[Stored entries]
--------------------
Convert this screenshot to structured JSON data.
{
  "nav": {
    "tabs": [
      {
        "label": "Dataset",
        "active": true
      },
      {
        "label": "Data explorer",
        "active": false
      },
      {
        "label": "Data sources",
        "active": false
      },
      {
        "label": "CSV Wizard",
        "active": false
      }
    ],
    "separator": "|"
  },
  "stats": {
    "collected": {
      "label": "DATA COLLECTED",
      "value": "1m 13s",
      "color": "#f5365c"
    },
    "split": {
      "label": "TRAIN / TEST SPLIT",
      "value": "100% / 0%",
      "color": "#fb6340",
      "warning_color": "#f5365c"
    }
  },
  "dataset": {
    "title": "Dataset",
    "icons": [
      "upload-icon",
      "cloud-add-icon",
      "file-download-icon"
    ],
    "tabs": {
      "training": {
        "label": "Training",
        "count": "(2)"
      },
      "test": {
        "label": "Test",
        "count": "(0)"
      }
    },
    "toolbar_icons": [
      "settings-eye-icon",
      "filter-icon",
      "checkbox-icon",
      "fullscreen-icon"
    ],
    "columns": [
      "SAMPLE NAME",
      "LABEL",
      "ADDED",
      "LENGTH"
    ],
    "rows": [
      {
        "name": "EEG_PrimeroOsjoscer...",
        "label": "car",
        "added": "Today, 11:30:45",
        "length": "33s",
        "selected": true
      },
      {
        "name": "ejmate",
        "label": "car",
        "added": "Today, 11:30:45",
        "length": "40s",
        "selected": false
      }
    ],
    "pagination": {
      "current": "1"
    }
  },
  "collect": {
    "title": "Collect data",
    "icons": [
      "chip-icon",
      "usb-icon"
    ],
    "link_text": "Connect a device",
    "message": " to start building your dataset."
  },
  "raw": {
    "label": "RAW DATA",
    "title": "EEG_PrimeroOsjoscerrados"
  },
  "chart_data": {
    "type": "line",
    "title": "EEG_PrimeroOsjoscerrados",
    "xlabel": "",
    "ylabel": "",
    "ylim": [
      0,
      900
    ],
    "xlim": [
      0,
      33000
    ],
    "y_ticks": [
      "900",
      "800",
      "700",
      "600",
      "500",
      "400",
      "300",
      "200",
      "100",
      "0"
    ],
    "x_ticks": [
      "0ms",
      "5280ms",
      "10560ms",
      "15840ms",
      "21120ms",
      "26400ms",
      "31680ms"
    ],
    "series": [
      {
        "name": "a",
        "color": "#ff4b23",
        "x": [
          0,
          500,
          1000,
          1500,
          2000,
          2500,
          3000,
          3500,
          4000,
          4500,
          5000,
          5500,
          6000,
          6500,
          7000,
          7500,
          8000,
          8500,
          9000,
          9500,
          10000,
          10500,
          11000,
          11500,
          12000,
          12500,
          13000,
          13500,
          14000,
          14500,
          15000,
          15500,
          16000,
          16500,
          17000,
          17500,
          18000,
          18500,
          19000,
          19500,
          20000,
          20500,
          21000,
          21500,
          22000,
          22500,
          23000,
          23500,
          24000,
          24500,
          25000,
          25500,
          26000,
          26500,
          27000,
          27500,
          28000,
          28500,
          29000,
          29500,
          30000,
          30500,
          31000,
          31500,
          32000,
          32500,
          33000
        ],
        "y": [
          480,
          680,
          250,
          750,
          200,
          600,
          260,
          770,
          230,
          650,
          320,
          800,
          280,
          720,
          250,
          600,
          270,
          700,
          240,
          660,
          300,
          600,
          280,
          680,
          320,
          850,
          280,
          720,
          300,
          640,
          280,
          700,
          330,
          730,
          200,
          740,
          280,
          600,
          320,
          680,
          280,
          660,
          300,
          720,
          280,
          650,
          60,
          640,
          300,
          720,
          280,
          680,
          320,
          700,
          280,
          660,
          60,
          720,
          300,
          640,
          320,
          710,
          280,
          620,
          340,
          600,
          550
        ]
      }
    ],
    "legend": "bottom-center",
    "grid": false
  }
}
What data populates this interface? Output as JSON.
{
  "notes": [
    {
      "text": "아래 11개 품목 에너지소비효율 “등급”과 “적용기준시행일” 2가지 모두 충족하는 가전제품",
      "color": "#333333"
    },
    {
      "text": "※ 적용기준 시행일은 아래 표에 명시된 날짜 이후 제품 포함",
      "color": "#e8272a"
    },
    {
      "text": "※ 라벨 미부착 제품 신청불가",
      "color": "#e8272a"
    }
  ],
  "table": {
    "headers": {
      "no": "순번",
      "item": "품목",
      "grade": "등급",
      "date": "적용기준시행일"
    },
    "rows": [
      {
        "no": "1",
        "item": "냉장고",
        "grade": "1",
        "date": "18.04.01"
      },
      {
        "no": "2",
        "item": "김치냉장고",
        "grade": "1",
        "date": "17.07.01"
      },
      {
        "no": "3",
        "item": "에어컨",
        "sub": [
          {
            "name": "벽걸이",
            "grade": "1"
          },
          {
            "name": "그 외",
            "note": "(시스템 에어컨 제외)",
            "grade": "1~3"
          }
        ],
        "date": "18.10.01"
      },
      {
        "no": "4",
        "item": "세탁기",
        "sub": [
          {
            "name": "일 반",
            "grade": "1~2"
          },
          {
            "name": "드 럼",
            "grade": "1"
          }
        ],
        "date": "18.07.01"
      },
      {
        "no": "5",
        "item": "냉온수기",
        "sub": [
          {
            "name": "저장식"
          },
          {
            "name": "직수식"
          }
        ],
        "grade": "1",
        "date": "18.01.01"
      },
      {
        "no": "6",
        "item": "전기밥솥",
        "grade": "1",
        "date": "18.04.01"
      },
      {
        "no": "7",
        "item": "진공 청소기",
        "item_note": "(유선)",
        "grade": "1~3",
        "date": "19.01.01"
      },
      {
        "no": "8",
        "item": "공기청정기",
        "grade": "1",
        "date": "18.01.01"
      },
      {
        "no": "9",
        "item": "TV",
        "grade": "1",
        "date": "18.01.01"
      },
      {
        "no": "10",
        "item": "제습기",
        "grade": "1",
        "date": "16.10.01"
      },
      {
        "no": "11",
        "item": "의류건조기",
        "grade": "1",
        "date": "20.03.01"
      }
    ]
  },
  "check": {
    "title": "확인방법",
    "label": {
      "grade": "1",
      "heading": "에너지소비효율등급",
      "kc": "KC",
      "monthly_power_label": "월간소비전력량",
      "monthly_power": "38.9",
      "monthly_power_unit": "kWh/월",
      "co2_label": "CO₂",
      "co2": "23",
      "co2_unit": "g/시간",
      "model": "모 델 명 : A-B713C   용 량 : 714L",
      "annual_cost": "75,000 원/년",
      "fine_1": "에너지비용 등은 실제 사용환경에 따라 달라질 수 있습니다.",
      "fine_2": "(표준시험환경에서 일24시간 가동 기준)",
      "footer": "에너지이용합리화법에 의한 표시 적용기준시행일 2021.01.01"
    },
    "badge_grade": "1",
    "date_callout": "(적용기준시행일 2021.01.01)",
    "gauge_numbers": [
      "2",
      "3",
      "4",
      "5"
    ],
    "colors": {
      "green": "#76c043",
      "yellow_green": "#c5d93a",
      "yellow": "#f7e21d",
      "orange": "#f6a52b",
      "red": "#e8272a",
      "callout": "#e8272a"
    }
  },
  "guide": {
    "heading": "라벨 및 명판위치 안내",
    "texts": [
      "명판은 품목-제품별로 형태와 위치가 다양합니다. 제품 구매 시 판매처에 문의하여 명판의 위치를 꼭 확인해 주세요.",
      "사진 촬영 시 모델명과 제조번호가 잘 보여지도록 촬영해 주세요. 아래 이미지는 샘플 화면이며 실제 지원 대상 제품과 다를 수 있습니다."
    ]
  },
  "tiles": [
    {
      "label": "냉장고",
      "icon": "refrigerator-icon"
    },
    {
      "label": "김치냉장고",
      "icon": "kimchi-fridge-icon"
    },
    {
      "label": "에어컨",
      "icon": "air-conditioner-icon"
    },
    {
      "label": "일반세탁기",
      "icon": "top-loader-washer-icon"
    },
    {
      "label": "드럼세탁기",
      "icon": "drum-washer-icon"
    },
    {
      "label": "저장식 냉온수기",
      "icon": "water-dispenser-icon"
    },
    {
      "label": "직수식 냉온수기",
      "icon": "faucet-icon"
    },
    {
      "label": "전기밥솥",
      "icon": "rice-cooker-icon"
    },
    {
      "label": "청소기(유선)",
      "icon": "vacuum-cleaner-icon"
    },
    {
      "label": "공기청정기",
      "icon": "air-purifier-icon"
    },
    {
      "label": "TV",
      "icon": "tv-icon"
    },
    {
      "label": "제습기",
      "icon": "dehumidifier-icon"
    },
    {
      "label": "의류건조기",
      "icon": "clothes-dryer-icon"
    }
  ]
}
--------------------
**Work required:**
Some lines of the data above may hold the word "적용기준시행일"; report how many do, and nothing else.

**Response to the exercise:**
4